* Exercise objective *
Write the data out again, exactly as given.

* Supplied records *
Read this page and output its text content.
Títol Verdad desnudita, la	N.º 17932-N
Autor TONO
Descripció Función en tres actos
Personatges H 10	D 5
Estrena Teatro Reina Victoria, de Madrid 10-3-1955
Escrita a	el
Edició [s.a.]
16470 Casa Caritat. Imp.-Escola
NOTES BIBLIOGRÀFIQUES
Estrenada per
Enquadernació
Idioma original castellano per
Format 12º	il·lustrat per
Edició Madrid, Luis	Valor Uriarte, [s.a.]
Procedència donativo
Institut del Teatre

* Correct output *
Read this page and output its text content.
Títol Verdad desnudita, la	N.º 17932-N
Autor TONO
Descripció Función en tres actos
Personatges H 10	D 5
Estrena Teatro Reina Victoria, de Madrid 10-3-1955
Escrita a	el
Edició [s.a.]
16470 Casa Caritat. Imp.-Escola
NOTES BIBLIOGRÀFIQUES
Estrenada per
Enquadernació
Idioma original castellano per
Format 12º	il·lustrat per
Edició Madrid, Luis	Valor Uriarte, [s.a.]
Procedència donativo
Institut del Teatre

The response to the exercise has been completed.